What you are asked to do
Render the material again word for word, skipping the pictures in it.

Information given
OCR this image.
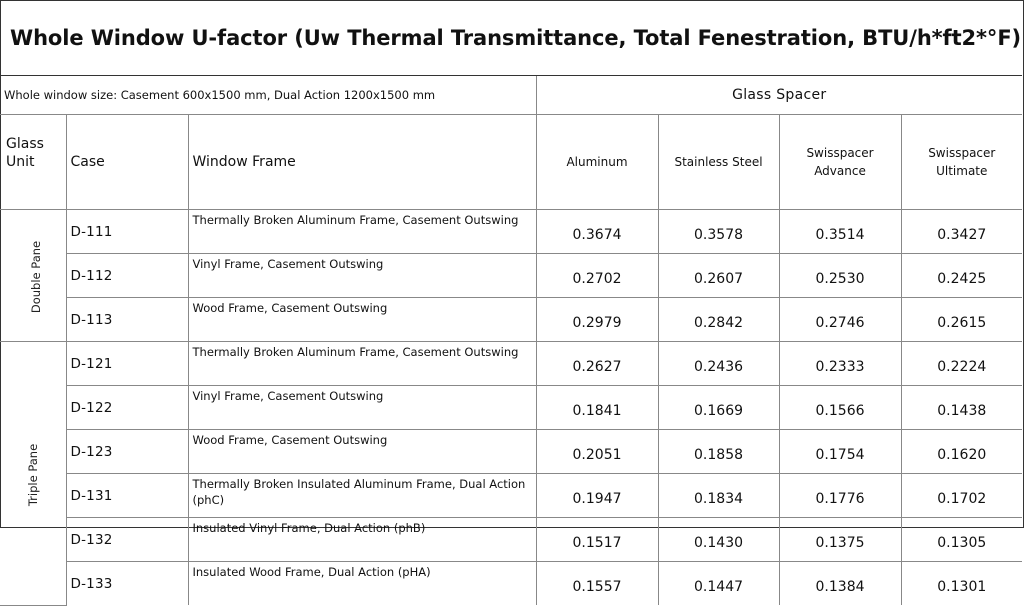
Whole Window U-factor (Uw Thermal Transmittance, Total Fenestration, BTU/h*ft2*°F)
Whole window size: Casement 600x1500 mm, Dual Action 1200x1500 mm			Glass Spacer			
Glass Unit	Case	Window Frame	Aluminum	Stainless Steel	Swisspacer Advance	Swisspacer Ultimate
Double Pane	D-111	Thermally Broken Aluminum Frame, Casement Outswing	0.3674	0.3578	0.3514	0.3427
	D-112	Vinyl Frame, Casement Outswing	0.2702	0.2607	0.2530	0.2425
	D-113	Wood Frame, Casement Outswing	0.2979	0.2842	0.2746	0.2615
Triple Pane	D-121	Thermally Broken Aluminum Frame, Casement Outswing	0.2627	0.2436	0.2333	0.2224
	D-122	Vinyl Frame, Casement Outswing	0.1841	0.1669	0.1566	0.1438
	D-123	Wood Frame, Casement Outswing	0.2051	0.1858	0.1754	0.1620
	D-131	Thermally Broken Insulated Aluminum Frame, Dual Action (phC)	0.1947	0.1834	0.1776	0.1702
	D-132	Insulated Vinyl Frame, Dual Action (phB)	0.1517	0.1430	0.1375	0.1305
	D-133	Insulated Wood Frame, Dual Action (pHA)	0.1557	0.1447	0.1384	0.1301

Solved exercise
OCR this image.
Whole Window U-factor (Uw Thermal Transmittance, Total Fenestration, BTU/h*ft2*°F)
Whole window size: Casement 600x1500 mm, Dual Action 1200x1500 mm			Glass Spacer			
Glass Unit	Case	Window Frame	Aluminum	Stainless Steel	Swisspacer Advance	Swisspacer Ultimate
Double Pane	D-111	Thermally Broken Aluminum Frame, Casement Outswing	0.3674	0.3578	0.3514	0.3427
	D-112	Vinyl Frame, Casement Outswing	0.2702	0.2607	0.2530	0.2425
	D-113	Wood Frame, Casement Outswing	0.2979	0.2842	0.2746	0.2615
Triple Pane	D-121	Thermally Broken Aluminum Frame, Casement Outswing	0.2627	0.2436	0.2333	0.2224
	D-122	Vinyl Frame, Casement Outswing	0.1841	0.1669	0.1566	0.1438
	D-123	Wood Frame, Casement Outswing	0.2051	0.1858	0.1754	0.1620
	D-131	Thermally Broken Insulated Aluminum Frame, Dual Action (phC)	0.1947	0.1834	0.1776	0.1702
	D-132	Insulated Vinyl Frame, Dual Action (phB)	0.1517	0.1430	0.1375	0.1305
	D-133	Insulated Wood Frame, Dual Action (pHA)	0.1557	0.1447	0.1384	0.1301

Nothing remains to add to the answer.